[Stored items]

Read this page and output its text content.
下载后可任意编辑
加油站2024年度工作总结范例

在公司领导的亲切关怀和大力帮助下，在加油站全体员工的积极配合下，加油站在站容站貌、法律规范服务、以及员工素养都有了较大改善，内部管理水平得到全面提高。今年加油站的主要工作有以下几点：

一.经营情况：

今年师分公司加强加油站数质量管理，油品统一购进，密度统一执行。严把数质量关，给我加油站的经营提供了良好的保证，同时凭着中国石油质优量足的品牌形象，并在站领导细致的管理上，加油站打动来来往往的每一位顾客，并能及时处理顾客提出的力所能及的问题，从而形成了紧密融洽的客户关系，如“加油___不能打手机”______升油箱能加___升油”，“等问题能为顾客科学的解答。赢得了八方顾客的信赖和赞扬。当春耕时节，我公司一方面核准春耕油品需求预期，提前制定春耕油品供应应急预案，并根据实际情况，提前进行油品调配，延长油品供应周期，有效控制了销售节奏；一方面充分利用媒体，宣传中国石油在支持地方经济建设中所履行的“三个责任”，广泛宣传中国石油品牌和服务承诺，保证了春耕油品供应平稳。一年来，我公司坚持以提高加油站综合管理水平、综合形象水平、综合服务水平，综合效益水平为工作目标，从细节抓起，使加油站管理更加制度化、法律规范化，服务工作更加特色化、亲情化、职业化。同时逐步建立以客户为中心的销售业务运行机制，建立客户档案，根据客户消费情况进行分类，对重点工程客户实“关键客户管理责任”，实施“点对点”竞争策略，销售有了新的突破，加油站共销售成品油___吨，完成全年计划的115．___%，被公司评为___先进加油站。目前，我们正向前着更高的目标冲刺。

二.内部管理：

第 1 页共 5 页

● **AIM**:
Repeat every record, keeping each word and mark exactly as it is.

● **ANSWER IN FULL**:
Read this page and output its text content.
下载后可任意编辑
加油站2024年度工作总结范例

在公司领导的亲切关怀和大力帮助下，在加油站全体员工的积极配合下，加油站在站容站貌、法律规范服务、以及员工素养都有了较大改善，内部管理水平得到全面提高。今年加油站的主要工作有以下几点：

一.经营情况：

今年师分公司加强加油站数质量管理，油品统一购进，密度统一执行。严把数质量关，给我加油站的经营提供了良好的保证，同时凭着中国石油质优量足的品牌形象，并在站领导细致的管理上，加油站打动来来往往的每一位顾客，并能及时处理顾客提出的力所能及的问题，从而形成了紧密融洽的客户关系，如“加油___不能打手机”______升油箱能加___升油”，“等问题能为顾客科学的解答。赢得了八方顾客的信赖和赞扬。当春耕时节，我公司一方面核准春耕油品需求预期，提前制定春耕油品供应应急预案，并根据实际情况，提前进行油品调配，延长油品供应周期，有效控制了销售节奏；一方面充分利用媒体，宣传中国石油在支持地方经济建设中所履行的“三个责任”，广泛宣传中国石油品牌和服务承诺，保证了春耕油品供应平稳。一年来，我公司坚持以提高加油站综合管理水平、综合形象水平、综合服务水平，综合效益水平为工作目标，从细节抓起，使加油站管理更加制度化、法律规范化，服务工作更加特色化、亲情化、职业化。同时逐步建立以客户为中心的销售业务运行机制，建立客户档案，根据客户消费情况进行分类，对重点工程客户实“关键客户管理责任”，实施“点对点”竞争策略，销售有了新的突破，加油站共销售成品油___吨，完成全年计划的115．___%，被公司评为___先进加油站。目前，我们正向前着更高的目标冲刺。

二.内部管理：

第 1 页共 5 页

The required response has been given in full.